▶ [Directions for this task] Set out every line of the records below as a numbered list, leaving out any blank lines.

▶ [Material for this exercise]
-------------------------

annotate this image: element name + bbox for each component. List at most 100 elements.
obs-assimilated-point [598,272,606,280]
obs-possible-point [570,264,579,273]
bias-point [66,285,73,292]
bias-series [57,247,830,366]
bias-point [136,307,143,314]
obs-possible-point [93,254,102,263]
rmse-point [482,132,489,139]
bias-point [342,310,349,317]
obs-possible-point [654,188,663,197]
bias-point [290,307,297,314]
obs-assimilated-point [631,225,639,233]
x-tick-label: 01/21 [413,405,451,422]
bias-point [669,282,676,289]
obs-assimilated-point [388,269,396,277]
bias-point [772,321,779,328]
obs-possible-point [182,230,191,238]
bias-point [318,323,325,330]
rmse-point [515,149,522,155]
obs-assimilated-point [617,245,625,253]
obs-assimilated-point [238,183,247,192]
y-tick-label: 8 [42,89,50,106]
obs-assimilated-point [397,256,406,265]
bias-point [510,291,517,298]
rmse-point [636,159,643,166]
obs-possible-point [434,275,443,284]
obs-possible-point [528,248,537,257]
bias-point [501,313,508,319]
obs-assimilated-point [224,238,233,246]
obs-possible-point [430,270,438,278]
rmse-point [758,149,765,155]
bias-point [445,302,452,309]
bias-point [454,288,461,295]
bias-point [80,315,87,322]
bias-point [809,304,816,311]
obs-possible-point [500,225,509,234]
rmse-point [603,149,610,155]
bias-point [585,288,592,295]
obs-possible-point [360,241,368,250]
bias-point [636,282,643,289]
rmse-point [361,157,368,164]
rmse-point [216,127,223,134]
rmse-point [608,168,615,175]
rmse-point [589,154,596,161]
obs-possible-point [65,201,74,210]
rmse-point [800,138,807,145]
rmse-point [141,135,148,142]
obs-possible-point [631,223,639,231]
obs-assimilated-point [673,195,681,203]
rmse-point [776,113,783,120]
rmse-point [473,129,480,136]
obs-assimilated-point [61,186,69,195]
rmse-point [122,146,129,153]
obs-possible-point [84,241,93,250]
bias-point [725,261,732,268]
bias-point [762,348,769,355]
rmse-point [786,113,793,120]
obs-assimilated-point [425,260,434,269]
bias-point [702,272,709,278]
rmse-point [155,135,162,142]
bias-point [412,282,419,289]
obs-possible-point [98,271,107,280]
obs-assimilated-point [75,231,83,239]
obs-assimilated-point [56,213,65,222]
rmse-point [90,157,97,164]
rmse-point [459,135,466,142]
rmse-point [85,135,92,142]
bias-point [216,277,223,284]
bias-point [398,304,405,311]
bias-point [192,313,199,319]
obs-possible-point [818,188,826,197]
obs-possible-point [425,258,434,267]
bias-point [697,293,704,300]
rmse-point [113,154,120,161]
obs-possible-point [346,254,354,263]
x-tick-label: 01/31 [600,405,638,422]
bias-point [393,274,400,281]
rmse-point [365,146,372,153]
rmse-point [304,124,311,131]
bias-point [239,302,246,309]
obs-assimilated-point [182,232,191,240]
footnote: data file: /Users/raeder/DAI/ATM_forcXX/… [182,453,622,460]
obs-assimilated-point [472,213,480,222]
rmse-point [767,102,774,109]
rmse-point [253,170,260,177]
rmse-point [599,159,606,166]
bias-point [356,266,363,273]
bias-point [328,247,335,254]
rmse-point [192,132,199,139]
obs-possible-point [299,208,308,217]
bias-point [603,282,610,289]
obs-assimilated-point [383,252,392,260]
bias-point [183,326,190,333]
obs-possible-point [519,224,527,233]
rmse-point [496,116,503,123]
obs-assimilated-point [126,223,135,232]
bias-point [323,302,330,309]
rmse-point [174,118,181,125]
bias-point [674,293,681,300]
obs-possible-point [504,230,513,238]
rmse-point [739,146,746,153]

-------------------------

▶ [The solution]
1. annotate this image: element name + bbox for each component. List at most 100 elements.
2. obs-assimilated-point [598,272,606,280]
3. obs-possible-point [570,264,579,273]
4. bias-point [66,285,73,292]
5. bias-series [57,247,830,366]
6. bias-point [136,307,143,314]
7. obs-possible-point [93,254,102,263]
8. rmse-point [482,132,489,139]
9. bias-point [342,310,349,317]
10. obs-possible-point [654,188,663,197]
11. bias-point [290,307,297,314]
12. obs-assimilated-point [631,225,639,233]
13. x-tick-label: 01/21 [413,405,451,422]
14. bias-point [669,282,676,289]
15. obs-assimilated-point [388,269,396,277]
16. bias-point [772,321,779,328]
17. obs-possible-point [182,230,191,238]
18. bias-point [318,323,325,330]
19. rmse-point [515,149,522,155]
20. obs-assimilated-point [617,245,625,253]
21. obs-assimilated-point [238,183,247,192]
22. y-tick-label: 8 [42,89,50,106]
23. obs-assimilated-point [397,256,406,265]
24. bias-point [510,291,517,298]
25. rmse-point [636,159,643,166]
26. obs-possible-point [434,275,443,284]
27. obs-possible-point [528,248,537,257]
28. bias-point [501,313,508,319]
29. obs-assimilated-point [224,238,233,246]
30. obs-possible-point [430,270,438,278]
31. rmse-point [758,149,765,155]
32. bias-point [445,302,452,309]
33. bias-point [454,288,461,295]
34. bias-point [80,315,87,322]
35. bias-point [809,304,816,311]
36. obs-possible-point [500,225,509,234]
37. rmse-point [603,149,610,155]
38. bias-point [585,288,592,295]
39. obs-possible-point [360,241,368,250]
40. bias-point [636,282,643,289]
41. rmse-point [361,157,368,164]
42. rmse-point [216,127,223,134]
43. rmse-point [608,168,615,175]
44. rmse-point [589,154,596,161]
45. obs-possible-point [65,201,74,210]
46. rmse-point [800,138,807,145]
47. rmse-point [141,135,148,142]
48. obs-possible-point [631,223,639,231]
49. obs-assimilated-point [673,195,681,203]
50. rmse-point [776,113,783,120]
51. rmse-point [473,129,480,136]
52. obs-assimilated-point [61,186,69,195]
53. rmse-point [122,146,129,153]
54. obs-possible-point [84,241,93,250]
55. bias-point [725,261,732,268]
56. bias-point [762,348,769,355]
57. rmse-point [786,113,793,120]
58. obs-assimilated-point [425,260,434,269]
59. bias-point [702,272,709,278]
60. rmse-point [155,135,162,142]
61. bias-point [412,282,419,289]
62. obs-possible-point [98,271,107,280]
63. obs-assimilated-point [75,231,83,239]
64. obs-assimilated-point [56,213,65,222]
65. rmse-point [90,157,97,164]
66. rmse-point [459,135,466,142]
67. rmse-point [85,135,92,142]
68. bias-point [216,277,223,284]
69. bias-point [398,304,405,311]
70. bias-point [192,313,199,319]
71. obs-possible-point [818,188,826,197]
72. obs-possible-point [425,258,434,267]
73. bias-point [697,293,704,300]
74. rmse-point [113,154,120,161]
75. obs-possible-point [346,254,354,263]
76. x-tick-label: 01/31 [600,405,638,422]
77. bias-point [393,274,400,281]
78. rmse-point [365,146,372,153]
79. rmse-point [304,124,311,131]
80. bias-point [239,302,246,309]
81. obs-assimilated-point [182,232,191,240]
82. footnote: data file: /Users/raeder/DAI/ATM_forcXX/… [182,453,622,460]
83. obs-assimilated-point [472,213,480,222]
84. rmse-point [767,102,774,109]
85. rmse-point [253,170,260,177]
86. rmse-point [599,159,606,166]
87. bias-point [356,266,363,273]
88. bias-point [328,247,335,254]
89. rmse-point [192,132,199,139]
90. obs-possible-point [299,208,308,217]
91. bias-point [603,282,610,289]
92. obs-assimilated-point [383,252,392,260]
93. bias-point [183,326,190,333]
94. obs-possible-point [519,224,527,233]
95. rmse-point [496,116,503,123]
96. obs-assimilated-point [126,223,135,232]
97. bias-point [323,302,330,309]
98. rmse-point [174,118,181,125]
99. bias-point [674,293,681,300]
100. obs-possible-point [504,230,513,238]
101. rmse-point [739,146,746,153]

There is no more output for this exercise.